Data extracted from a collection:
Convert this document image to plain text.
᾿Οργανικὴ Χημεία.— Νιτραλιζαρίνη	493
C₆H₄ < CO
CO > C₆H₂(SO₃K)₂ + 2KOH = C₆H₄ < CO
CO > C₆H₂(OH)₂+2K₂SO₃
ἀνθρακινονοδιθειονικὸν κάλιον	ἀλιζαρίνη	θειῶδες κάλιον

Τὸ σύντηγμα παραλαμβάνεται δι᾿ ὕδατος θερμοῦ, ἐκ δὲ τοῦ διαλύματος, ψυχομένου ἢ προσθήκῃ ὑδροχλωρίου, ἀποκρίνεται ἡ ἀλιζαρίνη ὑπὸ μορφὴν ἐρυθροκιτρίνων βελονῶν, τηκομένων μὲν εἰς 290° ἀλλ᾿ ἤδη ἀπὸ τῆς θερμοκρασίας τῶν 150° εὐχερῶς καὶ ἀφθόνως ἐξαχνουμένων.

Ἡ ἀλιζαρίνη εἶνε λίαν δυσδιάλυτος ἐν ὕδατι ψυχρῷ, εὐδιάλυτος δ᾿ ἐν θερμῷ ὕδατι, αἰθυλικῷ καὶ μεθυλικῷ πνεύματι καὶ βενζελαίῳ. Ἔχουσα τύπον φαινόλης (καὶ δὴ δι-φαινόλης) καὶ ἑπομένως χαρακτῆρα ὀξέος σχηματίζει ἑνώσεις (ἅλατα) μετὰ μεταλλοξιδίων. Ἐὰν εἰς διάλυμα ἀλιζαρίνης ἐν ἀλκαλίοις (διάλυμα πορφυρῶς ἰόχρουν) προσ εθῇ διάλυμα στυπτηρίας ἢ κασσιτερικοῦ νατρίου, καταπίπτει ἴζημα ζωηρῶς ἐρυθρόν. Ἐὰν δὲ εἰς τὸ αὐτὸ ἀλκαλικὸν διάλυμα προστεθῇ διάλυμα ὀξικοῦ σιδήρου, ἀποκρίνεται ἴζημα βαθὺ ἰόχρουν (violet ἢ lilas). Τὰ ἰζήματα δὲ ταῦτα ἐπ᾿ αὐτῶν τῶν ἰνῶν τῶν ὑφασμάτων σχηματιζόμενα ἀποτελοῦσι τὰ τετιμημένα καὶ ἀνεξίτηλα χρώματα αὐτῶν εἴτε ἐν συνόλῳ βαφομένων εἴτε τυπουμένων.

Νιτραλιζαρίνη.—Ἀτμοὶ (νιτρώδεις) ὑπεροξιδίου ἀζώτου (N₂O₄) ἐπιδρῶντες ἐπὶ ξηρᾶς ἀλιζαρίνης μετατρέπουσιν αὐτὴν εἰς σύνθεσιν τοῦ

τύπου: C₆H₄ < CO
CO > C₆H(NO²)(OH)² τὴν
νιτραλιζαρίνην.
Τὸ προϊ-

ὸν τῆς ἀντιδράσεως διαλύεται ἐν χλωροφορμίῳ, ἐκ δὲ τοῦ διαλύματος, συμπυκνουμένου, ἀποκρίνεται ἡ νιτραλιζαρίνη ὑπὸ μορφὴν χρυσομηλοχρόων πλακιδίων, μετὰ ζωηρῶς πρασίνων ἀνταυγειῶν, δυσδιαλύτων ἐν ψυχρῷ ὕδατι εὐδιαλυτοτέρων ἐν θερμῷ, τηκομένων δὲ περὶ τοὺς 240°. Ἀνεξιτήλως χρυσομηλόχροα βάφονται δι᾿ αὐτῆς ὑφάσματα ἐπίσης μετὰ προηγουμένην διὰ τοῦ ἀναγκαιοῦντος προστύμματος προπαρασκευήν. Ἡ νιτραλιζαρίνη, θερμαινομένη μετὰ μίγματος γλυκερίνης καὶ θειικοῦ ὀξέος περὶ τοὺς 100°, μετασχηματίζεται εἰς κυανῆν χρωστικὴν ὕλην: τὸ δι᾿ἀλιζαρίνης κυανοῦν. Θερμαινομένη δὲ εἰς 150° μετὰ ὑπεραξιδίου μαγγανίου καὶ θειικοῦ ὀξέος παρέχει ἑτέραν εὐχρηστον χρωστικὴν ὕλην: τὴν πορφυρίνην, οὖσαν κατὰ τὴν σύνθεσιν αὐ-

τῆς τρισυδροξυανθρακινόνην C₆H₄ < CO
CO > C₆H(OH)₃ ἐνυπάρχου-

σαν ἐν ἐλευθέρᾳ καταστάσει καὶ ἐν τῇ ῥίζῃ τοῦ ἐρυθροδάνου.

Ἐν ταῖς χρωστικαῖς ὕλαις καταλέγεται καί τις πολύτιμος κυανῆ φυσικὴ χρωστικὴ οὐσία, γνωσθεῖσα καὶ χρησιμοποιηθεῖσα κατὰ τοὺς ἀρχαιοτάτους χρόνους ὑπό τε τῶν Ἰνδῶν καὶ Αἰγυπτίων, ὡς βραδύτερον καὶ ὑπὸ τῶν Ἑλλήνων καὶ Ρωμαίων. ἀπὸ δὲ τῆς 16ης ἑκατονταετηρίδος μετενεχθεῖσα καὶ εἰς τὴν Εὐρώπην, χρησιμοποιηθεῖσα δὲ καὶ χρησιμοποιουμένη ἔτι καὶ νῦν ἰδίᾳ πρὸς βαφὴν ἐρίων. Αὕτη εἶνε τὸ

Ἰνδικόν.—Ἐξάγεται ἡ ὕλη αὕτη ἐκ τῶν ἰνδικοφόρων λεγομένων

▶ _GIVEN REQUEST_: Give nothing but the number of lines containing the string "ὀξέος".

▶ _ANSWER IN FULL_: 2